Instruction 1: In the text on the Crusades and Constantinople, who commanded the Ottoman army that captured Constantinople?
Instruction 2: Condense the paragraph of the text on the Crusades and Constantinople that begins "Wikipedia: The Fall of Constantinople" into a short bulleted list that keeps its main facts.
Instruction 3: Transcribe the passage of the text on the Crusades and Constantinople starting with "I have a few" and going on through "Constantinople all about?".

Page:
I have a few questions for people who think the west created fundamentalist, militant Islam.

 

What prompted the Crusades?

 

Wikipedia: The Umayyad Caliphate had conquered Syria, Egypt, and North Africa from the predominantly Christian Byzantine Empire, and Hispania from the Visigothic Kingdom. In North Africa, the Umayyad empire eventually collapsed and a number of smaller Muslim kingdoms emerged, such as the Aghlabids, who attacked Italy in the 9th century. Pisa, Genoa, and the Principality of Catalonia began to battle various Muslim kingdoms for control of the Mediterranean Basin, exemplified by the Mahdia campaign and battles at Majorca and Sardinia.Essentially, between the years 1096 and 1101 the Byzantine Greeks experienced the crusade as it arrived at Constantinople in three separate waves.

 

What was the 1453 Fall of Constantinople all about?

 

Wikipedia: The Fall of Constantinople (Turkish: Istanbul) was the capture of the capital of the Eastern Roman (Byzantine) Empire by an invading army of the Ottoman Empire on 29 May 1453. The Ottomans were commanded by 21-year-old Ottoman Sultan Mehmed II, who defeated an army commanded by Byzantine Emperor Constantine XI Palaiologos. The conquest of Constantinople followed a 53-day siege that had begun on 6 April 1453.The capture of Constantinople (and two other Byzantine splinter territories soon thereafter) marked the end of the Roman Empire, an imperial state which had lasted for nearly 1,500 years. The Ottoman conquest of Constantinople also dealt a massive blow to Christendom, as the Ottoman armies thereafter were left unchecked to advance into Europe without an adversary to their rear. After the conquest, Sultan Mehmed II transferred the capital of the Ottoman Empire from Edirne to Constantinople. Several Greek and other intellectuals fled the city before and after the siege, with the majority of them migrating particularly to Italy, which helped fuel the Renaissance.

(Dataset excerpt)
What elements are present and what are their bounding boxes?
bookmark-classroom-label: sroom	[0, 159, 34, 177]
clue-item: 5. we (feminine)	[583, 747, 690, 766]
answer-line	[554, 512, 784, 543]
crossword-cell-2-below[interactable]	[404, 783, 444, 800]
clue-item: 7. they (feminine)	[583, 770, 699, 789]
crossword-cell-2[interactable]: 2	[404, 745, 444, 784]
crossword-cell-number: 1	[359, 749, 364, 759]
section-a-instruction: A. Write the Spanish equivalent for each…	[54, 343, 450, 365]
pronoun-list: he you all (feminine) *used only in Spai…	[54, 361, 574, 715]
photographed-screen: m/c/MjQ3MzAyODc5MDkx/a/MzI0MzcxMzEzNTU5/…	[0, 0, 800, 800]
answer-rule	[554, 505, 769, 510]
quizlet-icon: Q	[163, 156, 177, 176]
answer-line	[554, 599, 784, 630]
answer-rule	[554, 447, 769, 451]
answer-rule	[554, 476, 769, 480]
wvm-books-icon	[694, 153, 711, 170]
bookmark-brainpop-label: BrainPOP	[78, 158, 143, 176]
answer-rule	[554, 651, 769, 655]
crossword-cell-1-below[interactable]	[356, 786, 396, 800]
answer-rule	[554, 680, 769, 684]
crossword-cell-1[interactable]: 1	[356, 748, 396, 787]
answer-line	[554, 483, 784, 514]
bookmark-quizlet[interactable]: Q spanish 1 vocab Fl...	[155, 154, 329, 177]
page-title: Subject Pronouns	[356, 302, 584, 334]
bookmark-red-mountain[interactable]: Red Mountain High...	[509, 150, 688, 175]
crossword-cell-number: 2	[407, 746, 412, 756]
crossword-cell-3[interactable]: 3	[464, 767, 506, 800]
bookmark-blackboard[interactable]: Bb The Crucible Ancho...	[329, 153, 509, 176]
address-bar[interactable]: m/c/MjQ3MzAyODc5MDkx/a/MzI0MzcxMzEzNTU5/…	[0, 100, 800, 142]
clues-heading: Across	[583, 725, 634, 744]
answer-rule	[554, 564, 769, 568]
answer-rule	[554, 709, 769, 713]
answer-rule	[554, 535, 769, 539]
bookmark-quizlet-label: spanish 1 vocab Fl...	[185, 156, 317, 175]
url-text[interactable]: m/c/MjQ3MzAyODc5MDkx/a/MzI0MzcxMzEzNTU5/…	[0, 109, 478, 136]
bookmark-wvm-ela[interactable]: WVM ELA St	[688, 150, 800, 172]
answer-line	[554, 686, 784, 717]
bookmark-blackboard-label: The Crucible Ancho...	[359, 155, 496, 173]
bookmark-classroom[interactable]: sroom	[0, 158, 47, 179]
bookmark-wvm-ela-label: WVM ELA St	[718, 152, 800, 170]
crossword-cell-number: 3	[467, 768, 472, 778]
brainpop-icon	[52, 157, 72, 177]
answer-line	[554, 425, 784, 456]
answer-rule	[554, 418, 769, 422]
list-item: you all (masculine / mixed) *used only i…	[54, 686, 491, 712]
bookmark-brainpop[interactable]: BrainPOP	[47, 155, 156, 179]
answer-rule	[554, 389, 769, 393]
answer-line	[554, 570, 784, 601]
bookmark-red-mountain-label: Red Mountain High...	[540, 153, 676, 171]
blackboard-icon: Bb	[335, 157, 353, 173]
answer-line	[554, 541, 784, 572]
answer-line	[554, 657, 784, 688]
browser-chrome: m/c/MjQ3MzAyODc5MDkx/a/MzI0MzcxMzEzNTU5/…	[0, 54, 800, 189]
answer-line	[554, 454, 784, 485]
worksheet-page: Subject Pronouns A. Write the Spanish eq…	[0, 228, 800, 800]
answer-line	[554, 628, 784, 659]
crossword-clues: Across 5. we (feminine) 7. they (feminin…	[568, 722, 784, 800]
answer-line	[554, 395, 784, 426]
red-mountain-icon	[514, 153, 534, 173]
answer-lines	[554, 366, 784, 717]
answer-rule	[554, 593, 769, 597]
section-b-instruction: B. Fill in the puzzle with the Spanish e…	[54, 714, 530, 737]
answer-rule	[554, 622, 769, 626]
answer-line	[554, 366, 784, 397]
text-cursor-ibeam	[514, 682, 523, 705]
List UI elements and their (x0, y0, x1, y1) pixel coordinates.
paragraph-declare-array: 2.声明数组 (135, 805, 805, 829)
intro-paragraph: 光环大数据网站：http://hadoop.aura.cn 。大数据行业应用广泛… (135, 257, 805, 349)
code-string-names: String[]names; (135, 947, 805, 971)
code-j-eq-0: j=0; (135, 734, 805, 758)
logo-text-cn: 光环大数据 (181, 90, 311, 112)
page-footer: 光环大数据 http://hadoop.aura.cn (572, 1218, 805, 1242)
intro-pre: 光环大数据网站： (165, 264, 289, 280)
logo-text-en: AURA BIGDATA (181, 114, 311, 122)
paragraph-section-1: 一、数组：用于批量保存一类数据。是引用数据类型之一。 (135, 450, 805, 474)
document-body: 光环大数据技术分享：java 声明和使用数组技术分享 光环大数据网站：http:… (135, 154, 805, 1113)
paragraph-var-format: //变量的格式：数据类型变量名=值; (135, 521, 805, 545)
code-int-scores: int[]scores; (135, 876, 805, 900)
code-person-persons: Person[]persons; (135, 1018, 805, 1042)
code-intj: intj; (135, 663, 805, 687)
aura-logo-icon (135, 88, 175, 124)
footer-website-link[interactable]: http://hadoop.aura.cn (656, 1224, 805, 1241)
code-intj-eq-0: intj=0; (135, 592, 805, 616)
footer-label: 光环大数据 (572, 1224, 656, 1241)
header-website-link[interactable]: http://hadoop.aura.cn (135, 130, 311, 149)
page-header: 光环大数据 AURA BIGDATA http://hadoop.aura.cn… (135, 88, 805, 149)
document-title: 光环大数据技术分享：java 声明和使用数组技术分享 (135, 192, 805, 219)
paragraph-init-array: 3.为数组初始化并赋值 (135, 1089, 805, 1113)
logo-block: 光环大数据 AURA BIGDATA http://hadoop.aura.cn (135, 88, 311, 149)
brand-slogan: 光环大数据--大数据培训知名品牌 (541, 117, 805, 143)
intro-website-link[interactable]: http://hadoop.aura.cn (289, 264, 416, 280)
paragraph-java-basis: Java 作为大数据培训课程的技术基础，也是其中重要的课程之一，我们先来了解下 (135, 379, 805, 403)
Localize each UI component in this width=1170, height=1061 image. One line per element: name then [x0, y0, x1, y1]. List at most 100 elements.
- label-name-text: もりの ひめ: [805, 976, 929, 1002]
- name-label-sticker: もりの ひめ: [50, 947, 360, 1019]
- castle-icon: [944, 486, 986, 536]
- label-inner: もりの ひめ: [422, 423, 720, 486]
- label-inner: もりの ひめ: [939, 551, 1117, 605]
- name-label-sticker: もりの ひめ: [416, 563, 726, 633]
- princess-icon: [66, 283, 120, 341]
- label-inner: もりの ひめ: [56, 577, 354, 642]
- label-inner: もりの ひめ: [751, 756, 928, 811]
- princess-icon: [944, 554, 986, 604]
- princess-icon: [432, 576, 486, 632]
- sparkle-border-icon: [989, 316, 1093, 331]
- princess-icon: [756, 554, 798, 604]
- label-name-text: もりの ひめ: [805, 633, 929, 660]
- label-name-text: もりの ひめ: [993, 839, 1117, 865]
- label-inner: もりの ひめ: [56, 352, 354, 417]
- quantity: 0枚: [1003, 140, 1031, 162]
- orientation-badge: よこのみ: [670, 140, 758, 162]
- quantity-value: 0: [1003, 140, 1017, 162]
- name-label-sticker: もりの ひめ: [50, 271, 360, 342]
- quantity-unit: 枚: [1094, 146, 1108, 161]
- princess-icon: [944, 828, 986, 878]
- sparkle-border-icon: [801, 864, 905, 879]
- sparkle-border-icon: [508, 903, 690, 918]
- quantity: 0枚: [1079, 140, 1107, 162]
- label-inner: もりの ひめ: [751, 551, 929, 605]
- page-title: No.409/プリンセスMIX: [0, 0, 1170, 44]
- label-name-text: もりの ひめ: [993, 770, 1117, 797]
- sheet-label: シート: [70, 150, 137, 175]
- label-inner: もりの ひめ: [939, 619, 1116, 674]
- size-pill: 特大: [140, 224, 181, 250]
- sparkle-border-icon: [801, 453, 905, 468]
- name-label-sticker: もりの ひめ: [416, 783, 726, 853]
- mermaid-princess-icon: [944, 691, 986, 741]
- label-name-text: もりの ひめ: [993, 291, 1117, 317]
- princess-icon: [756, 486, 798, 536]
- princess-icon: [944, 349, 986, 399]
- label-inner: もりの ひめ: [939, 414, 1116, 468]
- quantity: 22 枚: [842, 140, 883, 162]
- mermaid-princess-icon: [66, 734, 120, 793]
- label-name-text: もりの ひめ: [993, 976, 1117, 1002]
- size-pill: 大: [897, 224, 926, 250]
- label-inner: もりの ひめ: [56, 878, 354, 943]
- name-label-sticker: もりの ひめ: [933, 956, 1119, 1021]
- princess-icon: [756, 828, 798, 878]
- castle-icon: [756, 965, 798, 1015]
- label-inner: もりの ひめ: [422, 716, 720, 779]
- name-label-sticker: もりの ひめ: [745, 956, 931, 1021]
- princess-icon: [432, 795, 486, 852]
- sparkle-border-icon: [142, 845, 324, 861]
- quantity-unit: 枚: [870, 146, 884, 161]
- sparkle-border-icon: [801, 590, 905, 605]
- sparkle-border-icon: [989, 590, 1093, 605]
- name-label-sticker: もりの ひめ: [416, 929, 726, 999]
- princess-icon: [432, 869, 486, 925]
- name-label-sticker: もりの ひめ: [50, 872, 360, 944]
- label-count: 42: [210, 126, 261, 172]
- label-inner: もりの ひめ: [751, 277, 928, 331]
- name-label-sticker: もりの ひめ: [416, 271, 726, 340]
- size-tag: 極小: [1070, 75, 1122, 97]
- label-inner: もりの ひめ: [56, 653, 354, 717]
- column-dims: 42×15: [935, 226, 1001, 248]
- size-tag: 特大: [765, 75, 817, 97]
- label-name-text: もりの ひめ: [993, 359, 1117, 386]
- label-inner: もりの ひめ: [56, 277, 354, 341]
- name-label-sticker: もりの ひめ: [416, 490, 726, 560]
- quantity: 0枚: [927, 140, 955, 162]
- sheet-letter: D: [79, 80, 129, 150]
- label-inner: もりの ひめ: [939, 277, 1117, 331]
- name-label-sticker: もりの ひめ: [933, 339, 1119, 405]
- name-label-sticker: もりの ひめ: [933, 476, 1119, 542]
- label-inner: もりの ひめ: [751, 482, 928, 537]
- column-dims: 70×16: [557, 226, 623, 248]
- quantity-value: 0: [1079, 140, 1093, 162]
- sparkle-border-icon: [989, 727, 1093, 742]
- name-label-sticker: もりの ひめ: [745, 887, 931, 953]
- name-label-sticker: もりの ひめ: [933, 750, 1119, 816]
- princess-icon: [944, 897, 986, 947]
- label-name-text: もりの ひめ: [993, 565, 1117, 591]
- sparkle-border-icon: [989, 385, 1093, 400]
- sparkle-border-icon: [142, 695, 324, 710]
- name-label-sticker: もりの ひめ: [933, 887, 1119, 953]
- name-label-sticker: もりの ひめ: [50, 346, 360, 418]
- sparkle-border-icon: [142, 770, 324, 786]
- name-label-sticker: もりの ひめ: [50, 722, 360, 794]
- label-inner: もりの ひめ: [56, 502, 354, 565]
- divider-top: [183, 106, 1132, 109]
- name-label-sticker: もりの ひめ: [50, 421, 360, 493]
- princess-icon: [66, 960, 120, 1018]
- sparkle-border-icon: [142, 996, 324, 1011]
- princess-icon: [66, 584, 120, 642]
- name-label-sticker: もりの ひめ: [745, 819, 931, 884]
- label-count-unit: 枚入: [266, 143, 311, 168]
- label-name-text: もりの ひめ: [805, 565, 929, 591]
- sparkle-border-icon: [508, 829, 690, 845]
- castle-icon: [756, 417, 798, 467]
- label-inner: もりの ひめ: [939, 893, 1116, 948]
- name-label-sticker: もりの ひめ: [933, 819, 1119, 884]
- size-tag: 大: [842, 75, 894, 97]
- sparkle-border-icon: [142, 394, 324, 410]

Exercise response 1: The 21-year-old Ottoman Sultan Mehmed II commanded it.

Exercise response 2:
- On 29 May 1453, an Ottoman army captured Constantinople, capital of the Eastern Roman (Byzantine) Empire.
- The 21-year-old Sultan Mehmed II led the Ottomans and defeated the army of Byzantine Emperor Constantine XI Palaiologos.
- The conquest followed a 53-day siege that began on 6 April 1453.
- The capture, along with two Byzantine splinter territories soon after, ended the Roman Empire after nearly 1,500 years.
- It dealt Christendom a heavy blow, leaving Ottoman armies free to advance into Europe.
- Mehmed II moved the Ottoman capital from Edirne to Constantinople.
- Many Greek and other intellectuals fled, mostly to Italy, helping fuel the Renaissance.

Exercise response 3:
I have a few questions for people who think the west created fundamentalist, militant Islam.

 

What prompted the Crusades?

 

Wikipedia: The Umayyad Caliphate had conquered Syria, Egypt, and North Africa from the predominantly Christian Byzantine Empire, and Hispania from the Visigothic Kingdom. In North Africa, the Umayyad empire eventually collapsed and a number of smaller Muslim kingdoms emerged, such as the Aghlabids, who attacked Italy in the 9th century. Pisa, Genoa, and the Principality of Catalonia began to battle various Muslim kingdoms for control of the Mediterranean Basin, exemplified by the Mahdia campaign and battles at Majorca and Sardinia.Essentially, between the years 1096 and 1101 the Byzantine Greeks experienced the crusade as it arrived at Constantinople in three separate waves.

 

What was the 1453 Fall of Constantinople all about?